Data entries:
━━━━

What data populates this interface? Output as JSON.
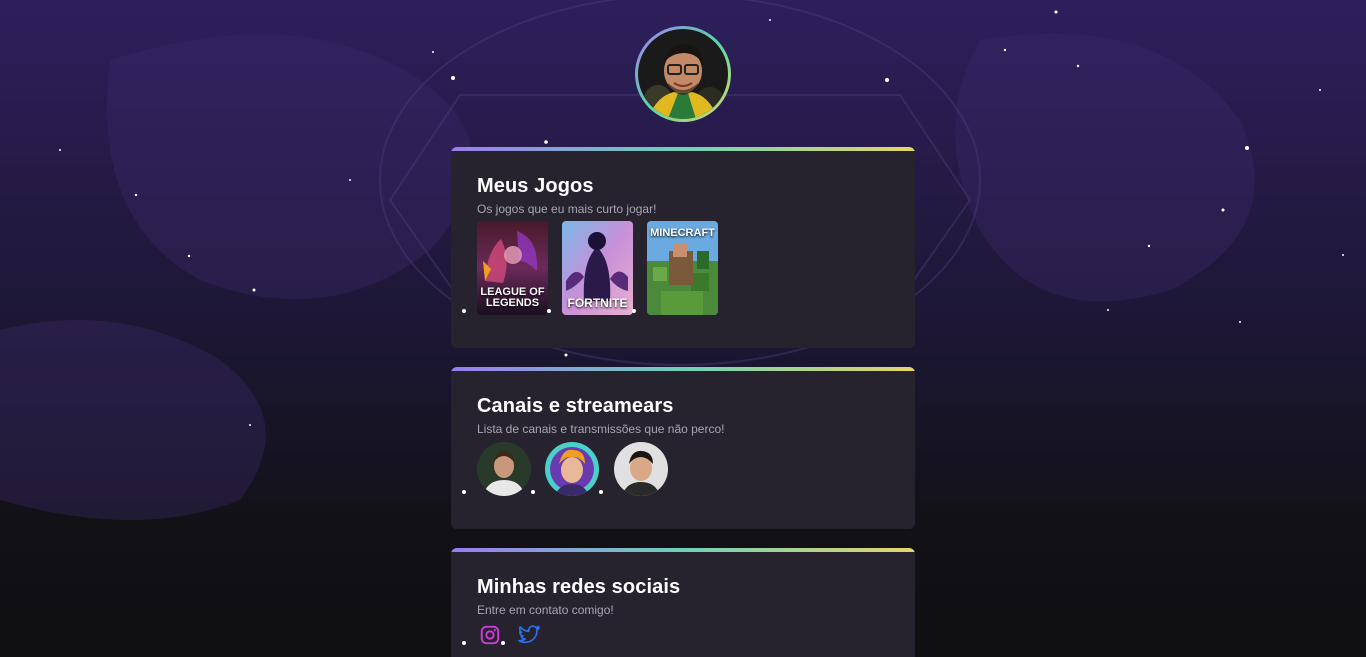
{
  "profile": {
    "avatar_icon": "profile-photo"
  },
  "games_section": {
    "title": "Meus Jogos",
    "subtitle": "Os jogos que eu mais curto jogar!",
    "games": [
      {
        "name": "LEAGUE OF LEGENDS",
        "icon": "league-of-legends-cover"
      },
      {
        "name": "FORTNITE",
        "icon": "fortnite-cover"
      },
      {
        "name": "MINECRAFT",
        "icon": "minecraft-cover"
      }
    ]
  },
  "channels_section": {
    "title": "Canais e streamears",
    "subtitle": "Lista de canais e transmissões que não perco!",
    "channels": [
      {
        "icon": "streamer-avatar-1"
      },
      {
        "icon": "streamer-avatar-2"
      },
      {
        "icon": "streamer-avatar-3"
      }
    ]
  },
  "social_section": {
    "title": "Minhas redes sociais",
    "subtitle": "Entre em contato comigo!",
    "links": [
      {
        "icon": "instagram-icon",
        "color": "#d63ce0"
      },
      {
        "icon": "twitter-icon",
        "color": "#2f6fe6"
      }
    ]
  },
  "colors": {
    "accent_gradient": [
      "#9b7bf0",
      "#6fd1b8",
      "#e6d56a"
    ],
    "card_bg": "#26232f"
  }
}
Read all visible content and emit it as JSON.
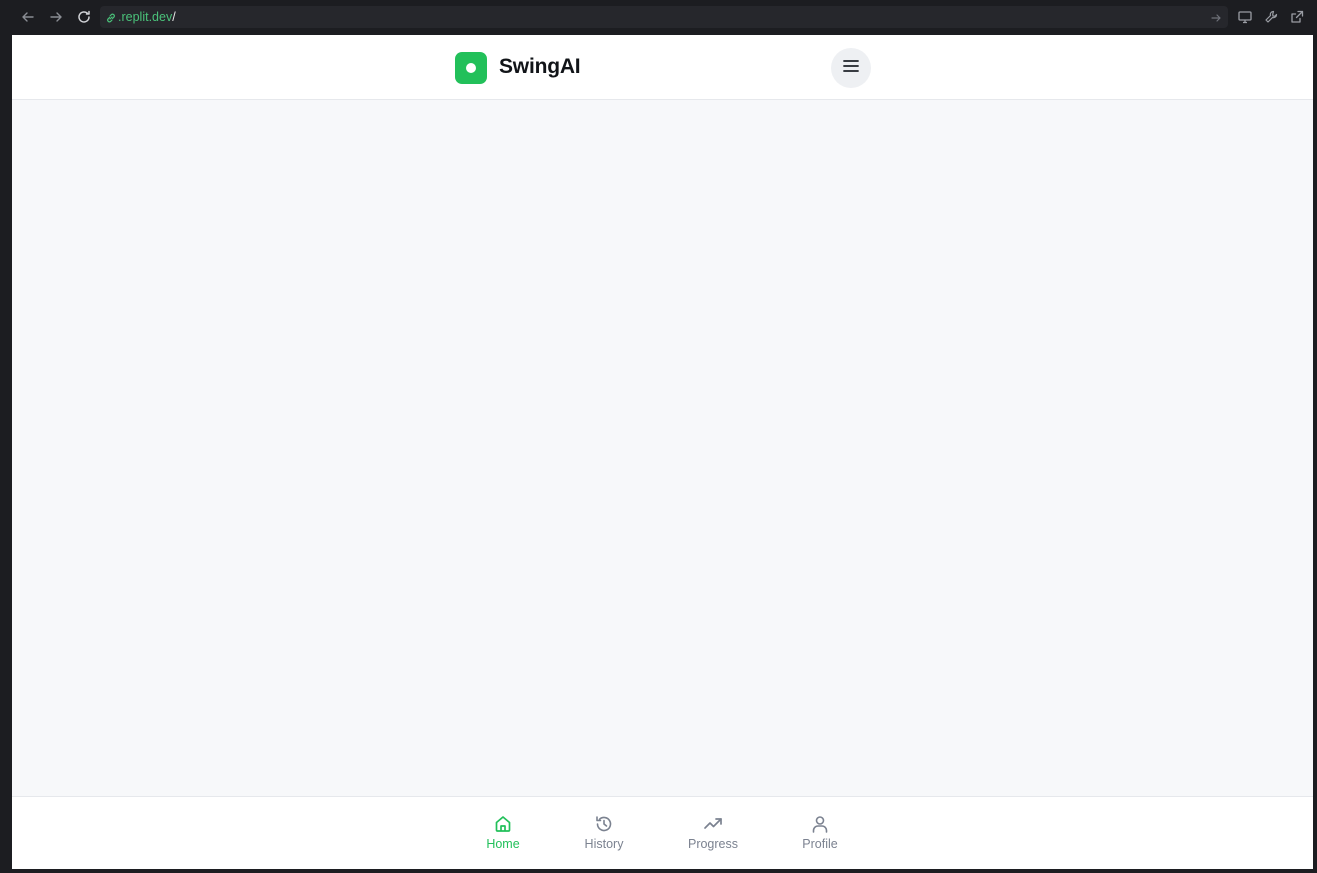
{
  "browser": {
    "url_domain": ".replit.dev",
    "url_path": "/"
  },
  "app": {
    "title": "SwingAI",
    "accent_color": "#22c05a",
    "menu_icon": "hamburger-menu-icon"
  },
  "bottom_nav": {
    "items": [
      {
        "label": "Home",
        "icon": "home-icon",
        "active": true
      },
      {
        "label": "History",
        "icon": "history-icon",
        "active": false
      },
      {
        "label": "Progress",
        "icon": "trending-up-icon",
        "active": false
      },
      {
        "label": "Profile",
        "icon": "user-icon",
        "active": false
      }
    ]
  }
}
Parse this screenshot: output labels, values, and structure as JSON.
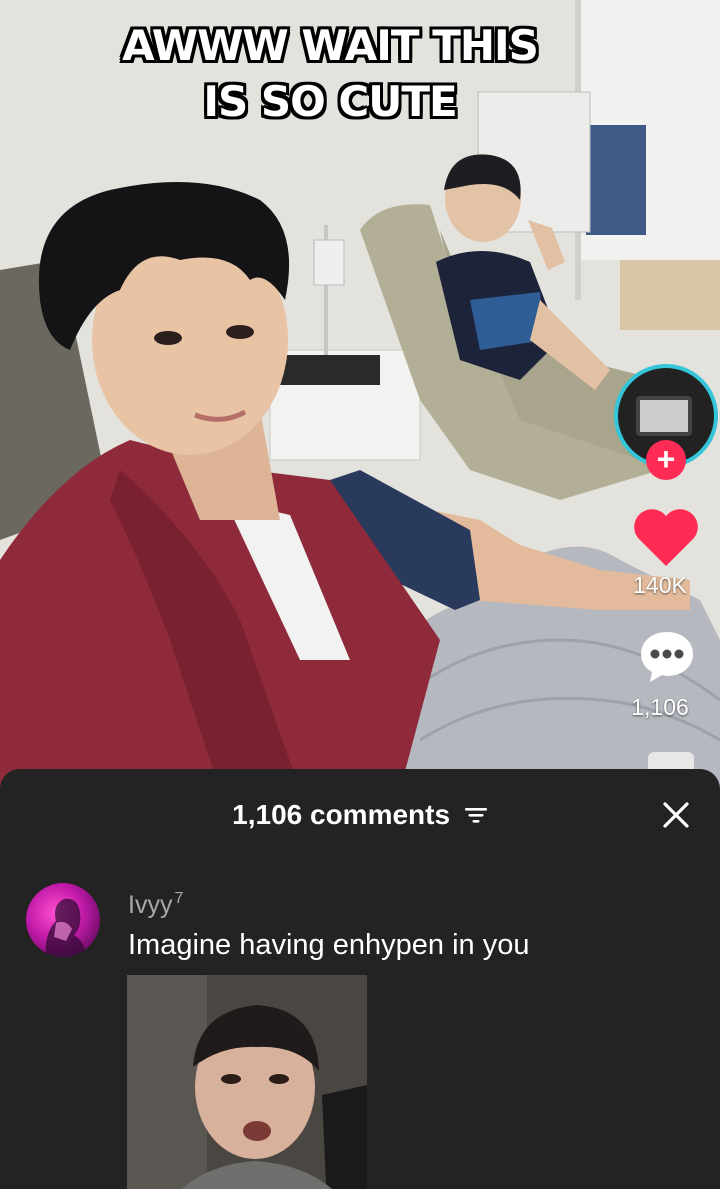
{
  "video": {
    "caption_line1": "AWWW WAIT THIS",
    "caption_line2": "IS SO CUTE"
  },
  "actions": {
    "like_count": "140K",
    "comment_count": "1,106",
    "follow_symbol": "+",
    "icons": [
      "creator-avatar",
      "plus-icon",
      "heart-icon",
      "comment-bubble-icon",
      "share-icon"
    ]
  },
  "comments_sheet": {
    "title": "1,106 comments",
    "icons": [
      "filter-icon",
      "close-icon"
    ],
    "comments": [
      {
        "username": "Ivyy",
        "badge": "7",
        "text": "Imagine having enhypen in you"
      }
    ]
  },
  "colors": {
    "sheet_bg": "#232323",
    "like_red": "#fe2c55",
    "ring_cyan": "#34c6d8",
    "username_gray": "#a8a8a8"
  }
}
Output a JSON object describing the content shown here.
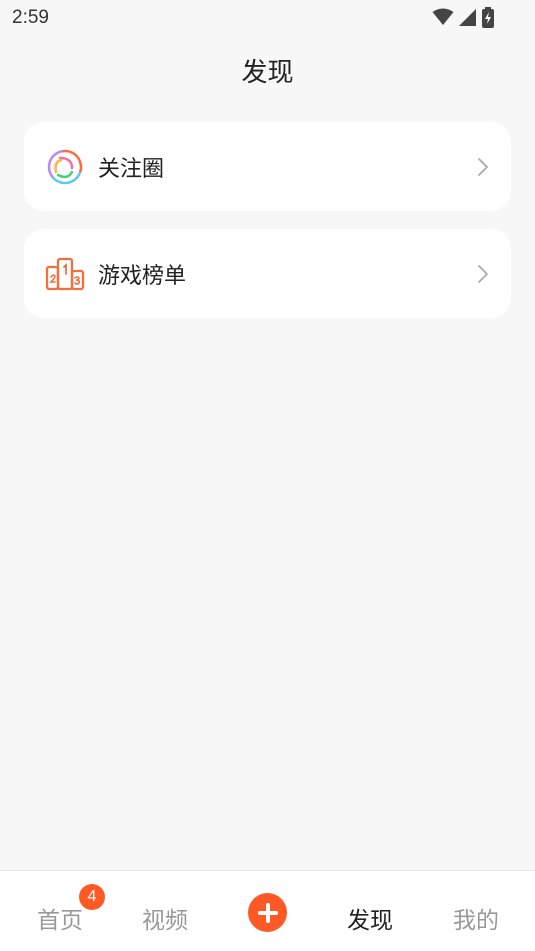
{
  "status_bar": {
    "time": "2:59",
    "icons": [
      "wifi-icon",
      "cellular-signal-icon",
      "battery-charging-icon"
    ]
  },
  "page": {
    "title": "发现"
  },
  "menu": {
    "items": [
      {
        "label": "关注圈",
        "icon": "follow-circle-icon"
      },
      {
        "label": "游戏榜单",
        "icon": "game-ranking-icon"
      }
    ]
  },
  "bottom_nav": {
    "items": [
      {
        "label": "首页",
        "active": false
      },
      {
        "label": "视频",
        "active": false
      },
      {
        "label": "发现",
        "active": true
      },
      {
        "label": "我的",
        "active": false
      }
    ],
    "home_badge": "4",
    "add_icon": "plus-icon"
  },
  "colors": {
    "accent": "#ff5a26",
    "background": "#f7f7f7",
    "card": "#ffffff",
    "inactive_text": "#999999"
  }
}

━━━━

Restate the whole listing above exactly, except for its images.

EXERCISE SOLUTION -
What data populates this interface? Output as JSON.
{
  "profile": {
    "avatar_icon": "profile-photo"
  },
  "games_section": {
    "title": "Meus Jogos",
    "subtitle": "Os jogos que eu mais curto jogar!",
    "games": [
      {
        "name": "LEAGUE OF LEGENDS",
        "icon": "league-of-legends-cover"
      },
      {
        "name": "FORTNITE",
        "icon": "fortnite-cover"
      },
      {
        "name": "MINECRAFT",
        "icon": "minecraft-cover"
      }
    ]
  },
  "channels_section": {
    "title": "Canais e streamears",
    "subtitle": "Lista de canais e transmissões que não perco!",
    "channels": [
      {
        "icon": "streamer-avatar-1"
      },
      {
        "icon": "streamer-avatar-2"
      },
      {
        "icon": "streamer-avatar-3"
      }
    ]
  },
  "social_section": {
    "title": "Minhas redes sociais",
    "subtitle": "Entre em contato comigo!",
    "links": [
      {
        "icon": "instagram-icon",
        "color": "#d63ce0"
      },
      {
        "icon": "twitter-icon",
        "color": "#2f6fe6"
      }
    ]
  },
  "colors": {
    "accent_gradient": [
      "#9b7bf0",
      "#6fd1b8",
      "#e6d56a"
    ],
    "card_bg": "#26232f"
  }
}
Read all visible content and emit it as JSON.
{
  "browser": {
    "url_domain": ".replit.dev",
    "url_path": "/"
  },
  "app": {
    "title": "SwingAI",
    "accent_color": "#22c05a",
    "menu_icon": "hamburger-menu-icon"
  },
  "bottom_nav": {
    "items": [
      {
        "label": "Home",
        "icon": "home-icon",
        "active": true
      },
      {
        "label": "History",
        "icon": "history-icon",
        "active": false
      },
      {
        "label": "Progress",
        "icon": "trending-up-icon",
        "active": false
      },
      {
        "label": "Profile",
        "icon": "user-icon",
        "active": false
      }
    ]
  }
}
Parse this screenshot: output labels, values, and structure as JSON.
{
  "video": {
    "caption_line1": "AWWW WAIT THIS",
    "caption_line2": "IS SO CUTE"
  },
  "actions": {
    "like_count": "140K",
    "comment_count": "1,106",
    "follow_symbol": "+",
    "icons": [
      "creator-avatar",
      "plus-icon",
      "heart-icon",
      "comment-bubble-icon",
      "share-icon"
    ]
  },
  "comments_sheet": {
    "title": "1,106 comments",
    "icons": [
      "filter-icon",
      "close-icon"
    ],
    "comments": [
      {
        "username": "Ivyy",
        "badge": "7",
        "text": "Imagine having enhypen in you"
      }
    ]
  },
  "colors": {
    "sheet_bg": "#232323",
    "like_red": "#fe2c55",
    "ring_cyan": "#34c6d8",
    "username_gray": "#a8a8a8"
  }
}
Output a JSON object describing the content shown here.
{
  "status_bar": {
    "time": "2:59",
    "icons": [
      "wifi-icon",
      "cellular-signal-icon",
      "battery-charging-icon"
    ]
  },
  "page": {
    "title": "发现"
  },
  "menu": {
    "items": [
      {
        "label": "关注圈",
        "icon": "follow-circle-icon"
      },
      {
        "label": "游戏榜单",
        "icon": "game-ranking-icon"
      }
    ]
  },
  "bottom_nav": {
    "items": [
      {
        "label": "首页",
        "active": false
      },
      {
        "label": "视频",
        "active": false
      },
      {
        "label": "发现",
        "active": true
      },
      {
        "label": "我的",
        "active": false
      }
    ],
    "home_badge": "4",
    "add_icon": "plus-icon"
  },
  "colors": {
    "accent": "#ff5a26",
    "background": "#f7f7f7",
    "card": "#ffffff",
    "inactive_text": "#999999"
  }
}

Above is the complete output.